# Written request 1
Can you copy the stretch of the records from their first line through the line containing "price-line-base: $55 inc", reproducing each line unchanged?

Naomi serves formidable hair flip as she bounds down the runway. Claudia says she always feels pretty in Versace’s clothes. And in an odd transformative note, ever notice how Gianni Versace's Italian-ness rubs off on Christy Turlington? Her Versace billboards in the opening shot are a vision of sun-kissed, smoky-eyed, Sophia Loren-esque goodness.

Everyone backstage is calm, and the show runs smoothly. We’ve been seeing a lot of early ’90s Versace lately: Lady Gaga had a field day with the archive for a media blitz earlier this year, there isn’t a tony vintage store worth its salt that doesn’t carry a couple of pieces, Drake wore a printed Versace button-up to his birthday, and the ornate-bordered shirt has been knocked off countless times, but the differences are palpable when you’re seeing the clothes in this context—on the backs of these models—when Gianni Versace was alive.

The magic lies in the movement. Versace mixed polka dots and houndstooth, filigree and floral, with everything in electric, hyper-saturated tones, all on the finest fabrics. Watching the silk suits glide down the runway is unreal because the prints undulate and billow. Gianni Versace knew how to cut: The precision and structural integrity of what would otherwise be too-whimsical in its cavalier opulence make his clothes compulsively wearable. I never thought I’d type these words, but Sylvester Stallone says it best: “Versace has his feet firmly planted in traditionalism. But every now and then, he brings about an air of theatricality. So if you feel like being a bit bold, his clothes kinda bridge that gap.” The fact that Stallone is wearing a silk lapel, wing-collar shirt and has his nails buffed to a high sheen makes this pop culture nugget that much more satisfying. Another quotable tidbit comes from Sandra Bernhard: “I think the war has gotten Bush off the hook for a while, but AIDS is an ongoing war and battle that really hasn’t been properly fought.” And, of course, there’s Naomi Campbell, who displays startling honesty about the “most embarrassing thing in [her] closet." Let's just say, she talks about something of a deeply... um... penetratively... personal nature.

# Input rows
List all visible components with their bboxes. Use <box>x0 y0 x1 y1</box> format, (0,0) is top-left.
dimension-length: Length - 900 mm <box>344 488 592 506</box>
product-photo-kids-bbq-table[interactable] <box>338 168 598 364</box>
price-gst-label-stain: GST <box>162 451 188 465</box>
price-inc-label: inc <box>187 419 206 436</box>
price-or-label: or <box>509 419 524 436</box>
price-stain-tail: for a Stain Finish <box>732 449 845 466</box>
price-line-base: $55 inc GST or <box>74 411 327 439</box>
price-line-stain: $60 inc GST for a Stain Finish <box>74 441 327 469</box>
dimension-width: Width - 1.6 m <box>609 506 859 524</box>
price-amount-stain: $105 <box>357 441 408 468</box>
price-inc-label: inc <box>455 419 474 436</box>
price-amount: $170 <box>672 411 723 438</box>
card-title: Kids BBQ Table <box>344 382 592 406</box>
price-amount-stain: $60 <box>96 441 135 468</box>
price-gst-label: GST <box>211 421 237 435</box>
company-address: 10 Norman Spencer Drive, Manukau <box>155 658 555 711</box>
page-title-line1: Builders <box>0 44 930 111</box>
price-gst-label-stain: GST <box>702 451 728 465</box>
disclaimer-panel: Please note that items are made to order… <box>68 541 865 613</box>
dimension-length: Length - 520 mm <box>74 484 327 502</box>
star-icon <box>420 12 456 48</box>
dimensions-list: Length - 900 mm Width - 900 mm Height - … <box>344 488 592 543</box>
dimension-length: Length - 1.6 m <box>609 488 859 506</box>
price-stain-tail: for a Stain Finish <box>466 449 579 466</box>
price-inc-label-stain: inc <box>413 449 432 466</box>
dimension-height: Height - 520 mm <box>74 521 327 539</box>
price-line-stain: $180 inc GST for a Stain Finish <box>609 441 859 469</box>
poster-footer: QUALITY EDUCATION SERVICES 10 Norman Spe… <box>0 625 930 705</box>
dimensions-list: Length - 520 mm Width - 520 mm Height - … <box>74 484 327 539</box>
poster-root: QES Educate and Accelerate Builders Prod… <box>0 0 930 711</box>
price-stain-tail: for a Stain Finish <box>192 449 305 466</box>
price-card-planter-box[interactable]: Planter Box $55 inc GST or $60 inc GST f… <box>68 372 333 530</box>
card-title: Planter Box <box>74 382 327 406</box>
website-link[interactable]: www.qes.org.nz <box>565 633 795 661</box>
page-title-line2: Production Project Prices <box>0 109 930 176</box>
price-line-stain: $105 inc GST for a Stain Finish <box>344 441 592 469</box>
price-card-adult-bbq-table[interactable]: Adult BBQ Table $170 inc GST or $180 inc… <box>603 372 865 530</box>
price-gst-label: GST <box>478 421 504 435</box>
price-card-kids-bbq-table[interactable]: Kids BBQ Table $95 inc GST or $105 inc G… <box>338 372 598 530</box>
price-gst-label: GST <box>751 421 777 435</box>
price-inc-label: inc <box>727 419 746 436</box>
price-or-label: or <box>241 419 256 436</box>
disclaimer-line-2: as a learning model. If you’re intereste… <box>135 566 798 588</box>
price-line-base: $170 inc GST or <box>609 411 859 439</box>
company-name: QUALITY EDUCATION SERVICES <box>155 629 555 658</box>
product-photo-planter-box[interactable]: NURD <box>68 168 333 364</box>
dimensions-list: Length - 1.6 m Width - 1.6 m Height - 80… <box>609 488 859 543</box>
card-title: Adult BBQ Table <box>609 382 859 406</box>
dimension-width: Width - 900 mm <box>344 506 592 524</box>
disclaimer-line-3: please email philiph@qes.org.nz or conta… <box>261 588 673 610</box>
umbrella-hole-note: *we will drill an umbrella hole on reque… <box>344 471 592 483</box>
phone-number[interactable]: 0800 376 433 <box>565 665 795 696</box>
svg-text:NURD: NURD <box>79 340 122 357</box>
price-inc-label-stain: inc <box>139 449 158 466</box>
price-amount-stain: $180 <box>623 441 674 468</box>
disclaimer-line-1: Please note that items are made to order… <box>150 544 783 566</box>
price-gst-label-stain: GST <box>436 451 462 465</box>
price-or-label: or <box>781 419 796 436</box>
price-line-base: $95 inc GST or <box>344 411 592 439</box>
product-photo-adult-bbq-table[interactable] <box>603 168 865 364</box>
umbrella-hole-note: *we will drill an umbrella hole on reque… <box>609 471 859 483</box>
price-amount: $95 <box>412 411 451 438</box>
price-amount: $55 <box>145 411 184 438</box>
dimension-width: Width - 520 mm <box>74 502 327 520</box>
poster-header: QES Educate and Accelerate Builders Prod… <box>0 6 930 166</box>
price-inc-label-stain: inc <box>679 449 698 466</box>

# Written request 2
Would you repeat the entire passage about the early-'90s Versace runway show word for word?

# Final answer 1
List all visible components with their bboxes. Use <box>x0 y0 x1 y1</box> format, (0,0) is top-left.
dimension-length: Length - 900 mm <box>344 488 592 506</box>
product-photo-kids-bbq-table[interactable] <box>338 168 598 364</box>
price-gst-label-stain: GST <box>162 451 188 465</box>
price-inc-label: inc <box>187 419 206 436</box>
price-or-label: or <box>509 419 524 436</box>
price-stain-tail: for a Stain Finish <box>732 449 845 466</box>
price-line-base: $55 inc GST or <box>74 411 327 439</box>

# Final answer 2
Naomi serves formidable hair flip as she bounds down the runway. Claudia says she always feels pretty in Versace’s clothes. And in an odd transformative note, ever notice how Gianni Versace's Italian-ness rubs off on Christy Turlington? Her Versace billboards in the opening shot are a vision of sun-kissed, smoky-eyed, Sophia Loren-esque goodness.

Everyone backstage is calm, and the show runs smoothly. We’ve been seeing a lot of early ’90s Versace lately: Lady Gaga had a field day with the archive for a media blitz earlier this year, there isn’t a tony vintage store worth its salt that doesn’t carry a couple of pieces, Drake wore a printed Versace button-up to his birthday, and the ornate-bordered shirt has been knocked off countless times, but the differences are palpable when you’re seeing the clothes in this context—on the backs of these models—when Gianni Versace was alive.

The magic lies in the movement. Versace mixed polka dots and houndstooth, filigree and floral, with everything in electric, hyper-saturated tones, all on the finest fabrics. Watching the silk suits glide down the runway is unreal because the prints undulate and billow. Gianni Versace knew how to cut: The precision and structural integrity of what would otherwise be too-whimsical in its cavalier opulence make his clothes compulsively wearable. I never thought I’d type these words, but Sylvester Stallone says it best: “Versace has his feet firmly planted in traditionalism. But every now and then, he brings about an air of theatricality. So if you feel like being a bit bold, his clothes kinda bridge that gap.” The fact that Stallone is wearing a silk lapel, wing-collar shirt and has his nails buffed to a high sheen makes this pop culture nugget that much more satisfying. Another quotable tidbit comes from Sandra Bernhard: “I think the war has gotten Bush off the hook for a while, but AIDS is an ongoing war and battle that really hasn’t been properly fought.” And, of course, there’s Naomi Campbell, who displays startling honesty about the “most embarrassing thing in [her] closet." Let's just say, she talks about something of a deeply... um... penetratively... personal nature.